Instruction - Extract the complete listing and output it unchanged.

┌──

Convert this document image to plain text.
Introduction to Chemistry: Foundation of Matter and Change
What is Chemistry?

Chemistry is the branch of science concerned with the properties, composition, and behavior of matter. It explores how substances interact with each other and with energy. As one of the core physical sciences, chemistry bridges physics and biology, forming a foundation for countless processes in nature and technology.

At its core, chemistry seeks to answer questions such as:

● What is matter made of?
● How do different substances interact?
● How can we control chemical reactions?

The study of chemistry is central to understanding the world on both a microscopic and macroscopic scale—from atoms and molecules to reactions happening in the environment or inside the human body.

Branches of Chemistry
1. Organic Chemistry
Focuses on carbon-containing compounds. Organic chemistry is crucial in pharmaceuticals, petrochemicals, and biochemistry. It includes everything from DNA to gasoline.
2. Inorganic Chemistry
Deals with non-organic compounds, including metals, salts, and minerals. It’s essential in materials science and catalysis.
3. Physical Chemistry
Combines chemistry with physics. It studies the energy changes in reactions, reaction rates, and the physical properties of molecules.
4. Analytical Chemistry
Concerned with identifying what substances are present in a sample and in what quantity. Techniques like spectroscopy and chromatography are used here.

└──

Task output -
Convert this document image to plain text.
Introduction to Chemistry: Foundation of Matter and Change
What is Chemistry?

Chemistry is the branch of science concerned with the properties, composition, and behavior of matter. It explores how substances interact with each other and with energy. As one of the core physical sciences, chemistry bridges physics and biology, forming a foundation for countless processes in nature and technology.

At its core, chemistry seeks to answer questions such as:

● What is matter made of?
● How do different substances interact?
● How can we control chemical reactions?

The study of chemistry is central to understanding the world on both a microscopic and macroscopic scale—from atoms and molecules to reactions happening in the environment or inside the human body.

Branches of Chemistry
1. Organic Chemistry
Focuses on carbon-containing compounds. Organic chemistry is crucial in pharmaceuticals, petrochemicals, and biochemistry. It includes everything from DNA to gasoline.
2. Inorganic Chemistry
Deals with non-organic compounds, including metals, salts, and minerals. It’s essential in materials science and catalysis.
3. Physical Chemistry
Combines chemistry with physics. It studies the energy changes in reactions, reaction rates, and the physical properties of molecules.
4. Analytical Chemistry
Concerned with identifying what substances are present in a sample and in what quantity. Techniques like spectroscopy and chromatography are used here.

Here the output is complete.